WHAT IS BEING ASKED - Select every line containing the word "Bitcoin" from the material, and copy those lines.

EXERCISE MATERIALS -
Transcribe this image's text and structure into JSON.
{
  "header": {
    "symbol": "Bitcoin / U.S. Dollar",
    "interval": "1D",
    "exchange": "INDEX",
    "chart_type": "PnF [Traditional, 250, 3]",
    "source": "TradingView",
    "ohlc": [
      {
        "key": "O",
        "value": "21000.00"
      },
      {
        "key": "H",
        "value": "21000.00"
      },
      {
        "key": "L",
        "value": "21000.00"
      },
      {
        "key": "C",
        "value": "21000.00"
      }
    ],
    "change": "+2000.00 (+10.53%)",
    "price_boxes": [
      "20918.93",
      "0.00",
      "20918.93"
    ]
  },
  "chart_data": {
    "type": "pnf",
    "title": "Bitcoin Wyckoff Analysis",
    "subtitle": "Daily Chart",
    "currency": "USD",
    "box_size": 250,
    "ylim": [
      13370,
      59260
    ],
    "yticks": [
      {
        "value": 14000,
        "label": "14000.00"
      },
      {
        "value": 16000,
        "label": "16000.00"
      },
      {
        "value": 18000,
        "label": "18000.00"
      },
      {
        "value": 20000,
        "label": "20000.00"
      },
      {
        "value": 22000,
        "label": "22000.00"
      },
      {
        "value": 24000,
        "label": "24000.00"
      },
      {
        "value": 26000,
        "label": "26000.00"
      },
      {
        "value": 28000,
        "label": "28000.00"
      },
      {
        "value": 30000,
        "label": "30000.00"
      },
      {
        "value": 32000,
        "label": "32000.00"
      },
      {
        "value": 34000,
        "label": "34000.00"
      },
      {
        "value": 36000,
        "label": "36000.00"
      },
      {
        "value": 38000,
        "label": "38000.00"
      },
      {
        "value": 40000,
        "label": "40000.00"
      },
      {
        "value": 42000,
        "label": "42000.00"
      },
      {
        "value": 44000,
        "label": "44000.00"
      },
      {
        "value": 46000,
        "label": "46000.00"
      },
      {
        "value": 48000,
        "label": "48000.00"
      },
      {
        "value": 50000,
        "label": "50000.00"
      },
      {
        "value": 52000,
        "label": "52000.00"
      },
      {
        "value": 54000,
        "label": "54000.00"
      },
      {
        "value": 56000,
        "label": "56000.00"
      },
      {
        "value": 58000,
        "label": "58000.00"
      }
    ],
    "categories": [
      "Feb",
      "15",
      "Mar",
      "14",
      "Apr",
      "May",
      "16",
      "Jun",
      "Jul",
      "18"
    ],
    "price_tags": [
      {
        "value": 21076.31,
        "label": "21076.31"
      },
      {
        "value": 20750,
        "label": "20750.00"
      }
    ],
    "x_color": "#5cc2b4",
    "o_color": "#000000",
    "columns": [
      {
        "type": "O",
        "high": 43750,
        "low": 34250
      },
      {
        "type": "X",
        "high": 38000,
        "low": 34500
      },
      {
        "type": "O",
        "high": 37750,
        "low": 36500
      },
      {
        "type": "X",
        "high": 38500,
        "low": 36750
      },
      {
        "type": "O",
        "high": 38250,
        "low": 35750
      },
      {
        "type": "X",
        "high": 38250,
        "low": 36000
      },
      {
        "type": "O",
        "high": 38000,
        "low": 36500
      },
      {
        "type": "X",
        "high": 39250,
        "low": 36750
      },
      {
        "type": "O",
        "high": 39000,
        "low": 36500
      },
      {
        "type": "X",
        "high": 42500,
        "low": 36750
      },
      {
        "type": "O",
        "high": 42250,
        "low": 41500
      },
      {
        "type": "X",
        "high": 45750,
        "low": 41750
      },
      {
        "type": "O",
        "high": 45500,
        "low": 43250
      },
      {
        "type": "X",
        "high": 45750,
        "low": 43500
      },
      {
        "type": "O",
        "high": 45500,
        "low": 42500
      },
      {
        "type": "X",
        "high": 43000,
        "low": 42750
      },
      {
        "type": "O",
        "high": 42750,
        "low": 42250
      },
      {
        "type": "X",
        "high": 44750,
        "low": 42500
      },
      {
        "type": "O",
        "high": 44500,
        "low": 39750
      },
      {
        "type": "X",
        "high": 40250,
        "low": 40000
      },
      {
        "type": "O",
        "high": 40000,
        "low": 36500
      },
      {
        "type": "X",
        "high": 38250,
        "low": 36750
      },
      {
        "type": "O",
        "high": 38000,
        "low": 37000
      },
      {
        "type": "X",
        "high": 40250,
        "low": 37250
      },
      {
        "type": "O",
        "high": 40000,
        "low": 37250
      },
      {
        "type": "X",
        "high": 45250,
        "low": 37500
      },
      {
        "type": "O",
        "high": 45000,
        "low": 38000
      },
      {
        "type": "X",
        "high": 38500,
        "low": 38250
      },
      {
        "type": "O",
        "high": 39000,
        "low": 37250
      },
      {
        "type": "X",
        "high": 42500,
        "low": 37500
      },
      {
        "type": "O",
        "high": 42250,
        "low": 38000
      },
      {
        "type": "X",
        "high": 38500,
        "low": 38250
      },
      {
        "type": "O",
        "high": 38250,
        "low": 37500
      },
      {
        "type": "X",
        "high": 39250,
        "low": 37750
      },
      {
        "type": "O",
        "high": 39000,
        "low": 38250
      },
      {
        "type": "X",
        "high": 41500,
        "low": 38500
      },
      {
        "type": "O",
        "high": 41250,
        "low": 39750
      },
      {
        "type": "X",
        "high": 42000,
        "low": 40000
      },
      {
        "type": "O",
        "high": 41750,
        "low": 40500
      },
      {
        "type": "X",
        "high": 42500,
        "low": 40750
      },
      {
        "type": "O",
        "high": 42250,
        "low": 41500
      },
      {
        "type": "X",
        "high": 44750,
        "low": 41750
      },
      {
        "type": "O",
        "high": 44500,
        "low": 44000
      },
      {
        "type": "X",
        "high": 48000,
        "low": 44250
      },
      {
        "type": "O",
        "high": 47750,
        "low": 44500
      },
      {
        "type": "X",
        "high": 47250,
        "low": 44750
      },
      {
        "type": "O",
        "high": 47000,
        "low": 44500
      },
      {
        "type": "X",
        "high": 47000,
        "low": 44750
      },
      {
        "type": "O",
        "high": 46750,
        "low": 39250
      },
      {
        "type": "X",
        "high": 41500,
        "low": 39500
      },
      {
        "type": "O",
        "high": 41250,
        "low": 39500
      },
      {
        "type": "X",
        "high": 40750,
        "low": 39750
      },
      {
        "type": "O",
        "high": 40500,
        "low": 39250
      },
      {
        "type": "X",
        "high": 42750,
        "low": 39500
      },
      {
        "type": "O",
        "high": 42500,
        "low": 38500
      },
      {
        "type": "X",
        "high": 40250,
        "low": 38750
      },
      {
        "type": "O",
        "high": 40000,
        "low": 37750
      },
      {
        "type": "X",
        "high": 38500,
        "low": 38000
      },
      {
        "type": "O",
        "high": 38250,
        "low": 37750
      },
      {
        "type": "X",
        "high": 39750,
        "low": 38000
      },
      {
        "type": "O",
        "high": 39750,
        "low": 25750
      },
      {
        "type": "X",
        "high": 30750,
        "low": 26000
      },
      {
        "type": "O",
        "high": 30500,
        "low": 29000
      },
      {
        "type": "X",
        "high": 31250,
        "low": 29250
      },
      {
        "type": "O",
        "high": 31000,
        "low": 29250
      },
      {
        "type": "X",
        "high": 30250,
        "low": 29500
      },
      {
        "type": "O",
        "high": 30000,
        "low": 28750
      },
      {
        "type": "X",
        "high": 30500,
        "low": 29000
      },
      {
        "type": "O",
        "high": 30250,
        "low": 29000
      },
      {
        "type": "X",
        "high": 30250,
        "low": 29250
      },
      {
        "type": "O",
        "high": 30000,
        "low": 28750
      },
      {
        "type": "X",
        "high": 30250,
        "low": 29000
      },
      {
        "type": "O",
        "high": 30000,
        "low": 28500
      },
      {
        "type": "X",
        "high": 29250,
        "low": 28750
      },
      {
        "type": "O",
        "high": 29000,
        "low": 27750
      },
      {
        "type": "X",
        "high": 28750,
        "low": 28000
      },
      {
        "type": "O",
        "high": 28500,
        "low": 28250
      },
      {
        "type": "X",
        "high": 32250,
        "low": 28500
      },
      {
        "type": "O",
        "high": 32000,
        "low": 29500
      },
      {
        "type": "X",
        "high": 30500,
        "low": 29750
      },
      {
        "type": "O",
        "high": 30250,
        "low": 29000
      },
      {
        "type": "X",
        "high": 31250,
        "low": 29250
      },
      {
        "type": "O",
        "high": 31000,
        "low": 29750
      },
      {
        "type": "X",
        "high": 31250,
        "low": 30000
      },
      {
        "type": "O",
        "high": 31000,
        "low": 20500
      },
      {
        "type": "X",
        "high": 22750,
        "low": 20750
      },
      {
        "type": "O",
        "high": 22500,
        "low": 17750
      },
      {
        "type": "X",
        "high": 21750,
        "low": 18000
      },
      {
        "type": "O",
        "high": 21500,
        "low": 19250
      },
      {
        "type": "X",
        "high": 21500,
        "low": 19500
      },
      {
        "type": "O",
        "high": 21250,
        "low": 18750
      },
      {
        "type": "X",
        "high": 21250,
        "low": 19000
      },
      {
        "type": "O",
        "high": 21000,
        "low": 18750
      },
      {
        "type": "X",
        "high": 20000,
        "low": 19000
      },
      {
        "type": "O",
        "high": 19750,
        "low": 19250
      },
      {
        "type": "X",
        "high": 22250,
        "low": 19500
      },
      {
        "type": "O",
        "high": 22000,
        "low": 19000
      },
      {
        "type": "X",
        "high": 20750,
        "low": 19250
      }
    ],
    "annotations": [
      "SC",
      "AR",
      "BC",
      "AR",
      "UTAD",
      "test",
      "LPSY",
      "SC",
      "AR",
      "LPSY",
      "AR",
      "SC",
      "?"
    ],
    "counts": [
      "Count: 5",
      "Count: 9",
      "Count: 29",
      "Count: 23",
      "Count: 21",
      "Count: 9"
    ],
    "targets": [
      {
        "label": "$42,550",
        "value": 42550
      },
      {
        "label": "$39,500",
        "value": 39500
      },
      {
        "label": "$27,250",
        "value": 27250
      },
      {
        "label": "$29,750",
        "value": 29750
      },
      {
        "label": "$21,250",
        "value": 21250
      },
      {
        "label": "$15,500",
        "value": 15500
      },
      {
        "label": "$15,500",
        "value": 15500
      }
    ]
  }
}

WRITTEN REPLY -
    "symbol": "Bitcoin / U.S. Dollar",
    "title": "Bitcoin Wyckoff Analysis",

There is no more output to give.